# [Exercise instructions]
Copy out all lines in the data below containing the string "points".

# [Information provided]
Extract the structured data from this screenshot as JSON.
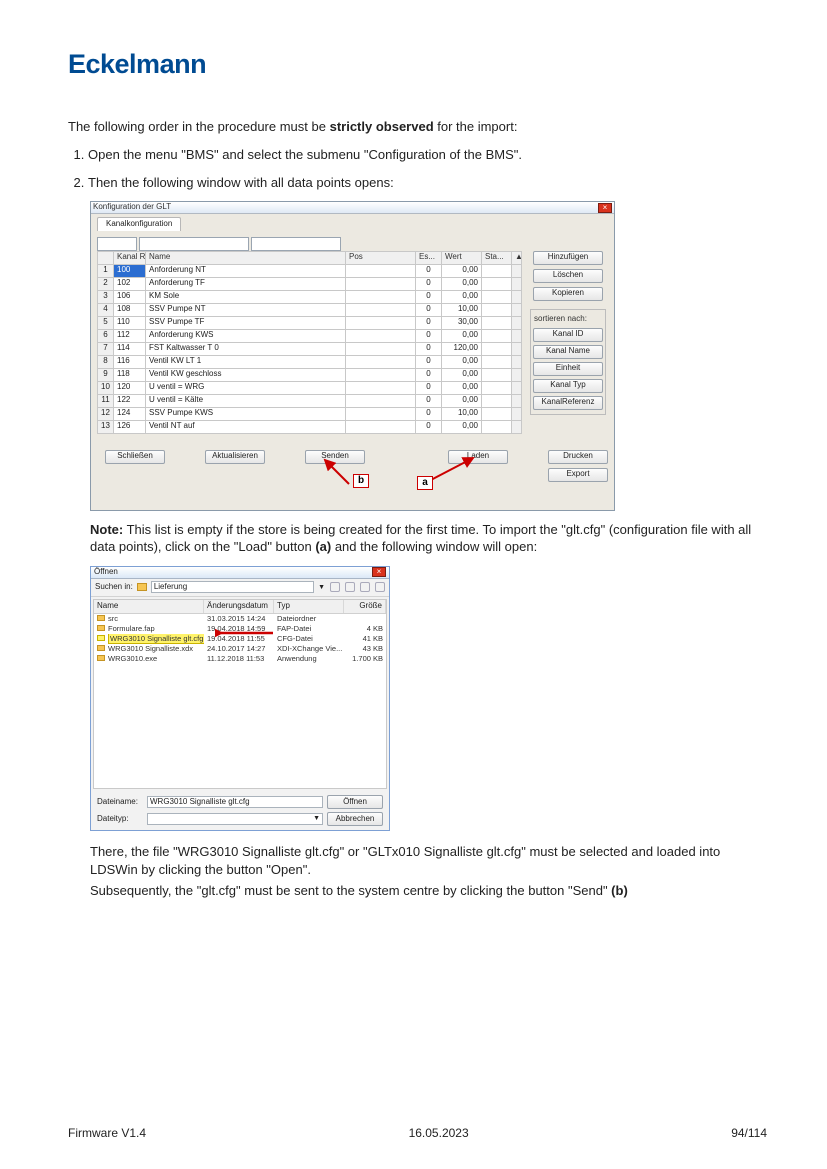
{
  "brand": "Eckelmann",
  "intro_pre": "The following order in the procedure must be ",
  "intro_strong": "strictly observed",
  "intro_post": " for the import:",
  "step1": "Open the menu \"BMS\" and select the submenu \"Configuration of the BMS\".",
  "step2": "Then the following window with all data points opens:",
  "win1": {
    "title": "Konfiguration der GLT",
    "tab": "Kanalkonfiguration",
    "headers": {
      "idx": "",
      "ref": "Kanal Referenz",
      "name": "Name",
      "pos": "Pos",
      "es": "Es...",
      "wert": "Wert",
      "sta": "Sta..."
    },
    "rows": [
      {
        "idx": "1",
        "ref": "100",
        "name": "Anforderung NT",
        "es": "0",
        "wert": "0,00"
      },
      {
        "idx": "2",
        "ref": "102",
        "name": "Anforderung TF",
        "es": "0",
        "wert": "0,00"
      },
      {
        "idx": "3",
        "ref": "106",
        "name": "KM Sole",
        "es": "0",
        "wert": "0,00"
      },
      {
        "idx": "4",
        "ref": "108",
        "name": "SSV Pumpe NT",
        "es": "0",
        "wert": "10,00"
      },
      {
        "idx": "5",
        "ref": "110",
        "name": "SSV Pumpe TF",
        "es": "0",
        "wert": "30,00"
      },
      {
        "idx": "6",
        "ref": "112",
        "name": "Anforderung KWS",
        "es": "0",
        "wert": "0,00"
      },
      {
        "idx": "7",
        "ref": "114",
        "name": "FST Kaltwasser T 0",
        "es": "0",
        "wert": "120,00"
      },
      {
        "idx": "8",
        "ref": "116",
        "name": "Ventil KW LT 1",
        "es": "0",
        "wert": "0,00"
      },
      {
        "idx": "9",
        "ref": "118",
        "name": "Ventil KW geschloss",
        "es": "0",
        "wert": "0,00"
      },
      {
        "idx": "10",
        "ref": "120",
        "name": "U ventil = WRG",
        "es": "0",
        "wert": "0,00"
      },
      {
        "idx": "11",
        "ref": "122",
        "name": "U ventil = Kälte",
        "es": "0",
        "wert": "0,00"
      },
      {
        "idx": "12",
        "ref": "124",
        "name": "SSV Pumpe KWS",
        "es": "0",
        "wert": "10,00"
      },
      {
        "idx": "13",
        "ref": "126",
        "name": "Ventil NT auf",
        "es": "0",
        "wert": "0,00"
      }
    ],
    "btn_hinzu": "Hinzufügen",
    "btn_loeschen": "Löschen",
    "btn_kopieren": "Kopieren",
    "sort_label": "sortieren nach:",
    "btn_kanalid": "Kanal ID",
    "btn_kanalname": "Kanal Name",
    "btn_einheit": "Einheit",
    "btn_kanaltyp": "Kanal Typ",
    "btn_kanalreferenz": "KanalReferenz",
    "btn_schliessen": "Schließen",
    "btn_akt": "Aktualisieren",
    "btn_senden": "Senden",
    "btn_laden": "Laden",
    "btn_drucken": "Drucken",
    "btn_export": "Export",
    "callout_a": "a",
    "callout_b": "b"
  },
  "note_label": "Note:",
  "note_body": " This list is empty if the store is being created for the first time. To import the \"glt.cfg\" (configuration file with all data points), click on the \"Load\" button ",
  "note_a": "(a)",
  "note_post": " and the following window will open:",
  "win2": {
    "title": "Öffnen",
    "suchen": "Suchen in:",
    "folder": "Lieferung",
    "cols": {
      "name": "Name",
      "date": "Änderungsdatum",
      "typ": "Typ",
      "size": "Größe"
    },
    "files": [
      {
        "name": "src",
        "date": "31.03.2015 14:24",
        "typ": "Dateiordner",
        "size": ""
      },
      {
        "name": "Formulare.fap",
        "date": "19.04.2018 14:59",
        "typ": "FAP-Datei",
        "size": "4 KB"
      },
      {
        "name": "WRG3010 Signalliste glt.cfg",
        "date": "19.04.2018 11:55",
        "typ": "CFG-Datei",
        "size": "41 KB",
        "sel": true
      },
      {
        "name": "WRG3010 Signalliste.xdx",
        "date": "24.10.2017 14:27",
        "typ": "XDI-XChange Vie...",
        "size": "43 KB"
      },
      {
        "name": "WRG3010.exe",
        "date": "11.12.2018 11:53",
        "typ": "Anwendung",
        "size": "1.700 KB"
      }
    ],
    "filename_label": "Dateiname:",
    "filename_value": "WRG3010 Signalliste glt.cfg",
    "filetype_label": "Dateityp:",
    "filetype_value": "",
    "btn_open": "Öffnen",
    "btn_cancel": "Abbrechen"
  },
  "after1": "There, the file \"WRG3010 Signalliste glt.cfg\" or \"GLTx010 Signalliste glt.cfg\" must be selected and loaded into LDSWin by clicking the button \"Open\".",
  "after2_pre": "Subsequently, the \"glt.cfg\" must be sent to the system centre by clicking the button \"Send\" ",
  "after2_b": "(b)",
  "footer": {
    "left": "Firmware V1.4",
    "center": "16.05.2023",
    "right": "94/114"
  }
}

# [Finished answer]
  "step2": "Then the following window with all data points opens:",
  "note_body": " This list is empty if the store is being created for the first time. To import the \"glt.cfg\" (configuration file with all data points), click on the \"Load\" button ",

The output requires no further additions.